Directions: Transcribe the records below exactly as they appear.

Saved data entries:

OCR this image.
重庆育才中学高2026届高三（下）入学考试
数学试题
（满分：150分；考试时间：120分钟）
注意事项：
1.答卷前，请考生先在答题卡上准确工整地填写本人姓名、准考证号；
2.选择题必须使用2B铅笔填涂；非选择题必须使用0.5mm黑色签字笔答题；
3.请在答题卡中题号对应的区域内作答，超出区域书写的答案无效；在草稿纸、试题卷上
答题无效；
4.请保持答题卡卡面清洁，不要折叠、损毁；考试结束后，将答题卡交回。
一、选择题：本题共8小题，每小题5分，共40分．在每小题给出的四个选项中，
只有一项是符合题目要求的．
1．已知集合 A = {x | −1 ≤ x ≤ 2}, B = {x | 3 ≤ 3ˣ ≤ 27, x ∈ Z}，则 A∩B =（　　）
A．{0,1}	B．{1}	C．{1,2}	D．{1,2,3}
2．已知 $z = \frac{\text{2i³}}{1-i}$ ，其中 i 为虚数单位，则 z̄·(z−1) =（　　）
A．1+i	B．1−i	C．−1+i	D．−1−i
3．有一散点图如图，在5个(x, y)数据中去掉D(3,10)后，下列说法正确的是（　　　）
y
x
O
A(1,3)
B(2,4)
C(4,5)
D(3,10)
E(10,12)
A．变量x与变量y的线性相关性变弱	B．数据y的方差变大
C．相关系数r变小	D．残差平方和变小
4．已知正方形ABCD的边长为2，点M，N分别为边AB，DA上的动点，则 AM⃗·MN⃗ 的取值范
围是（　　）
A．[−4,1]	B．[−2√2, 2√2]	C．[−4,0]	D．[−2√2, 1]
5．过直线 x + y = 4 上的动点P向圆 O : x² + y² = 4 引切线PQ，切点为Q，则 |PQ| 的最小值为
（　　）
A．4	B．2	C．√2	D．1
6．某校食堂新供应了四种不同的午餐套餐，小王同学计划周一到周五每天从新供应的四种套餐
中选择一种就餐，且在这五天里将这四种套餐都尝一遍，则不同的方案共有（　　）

Solution to the problem:
OCR this image.
重庆育才中学高2026届高三（下）入学考试
数学试题
（满分：150分；考试时间：120分钟）
注意事项：
1.答卷前，请考生先在答题卡上准确工整地填写本人姓名、准考证号；
2.选择题必须使用2B铅笔填涂；非选择题必须使用0.5mm黑色签字笔答题；
3.请在答题卡中题号对应的区域内作答，超出区域书写的答案无效；在草稿纸、试题卷上
答题无效；
4.请保持答题卡卡面清洁，不要折叠、损毁；考试结束后，将答题卡交回。
一、选择题：本题共8小题，每小题5分，共40分．在每小题给出的四个选项中，
只有一项是符合题目要求的．
1．已知集合 A = {x | −1 ≤ x ≤ 2}, B = {x | 3 ≤ 3ˣ ≤ 27, x ∈ Z}，则 A∩B =（　　）
A．{0,1}	B．{1}	C．{1,2}	D．{1,2,3}
2．已知 $z = \frac{\text{2i³}}{1-i}$ ，其中 i 为虚数单位，则 z̄·(z−1) =（　　）
A．1+i	B．1−i	C．−1+i	D．−1−i
3．有一散点图如图，在5个(x, y)数据中去掉D(3,10)后，下列说法正确的是（　　　）
y
x
O
A(1,3)
B(2,4)
C(4,5)
D(3,10)
E(10,12)
A．变量x与变量y的线性相关性变弱	B．数据y的方差变大
C．相关系数r变小	D．残差平方和变小
4．已知正方形ABCD的边长为2，点M，N分别为边AB，DA上的动点，则 AM⃗·MN⃗ 的取值范
围是（　　）
A．[−4,1]	B．[−2√2, 2√2]	C．[−4,0]	D．[−2√2, 1]
5．过直线 x + y = 4 上的动点P向圆 O : x² + y² = 4 引切线PQ，切点为Q，则 |PQ| 的最小值为
（　　）
A．4	B．2	C．√2	D．1
6．某校食堂新供应了四种不同的午餐套餐，小王同学计划周一到周五每天从新供应的四种套餐
中选择一种就餐，且在这五天里将这四种套餐都尝一遍，则不同的方案共有（　　）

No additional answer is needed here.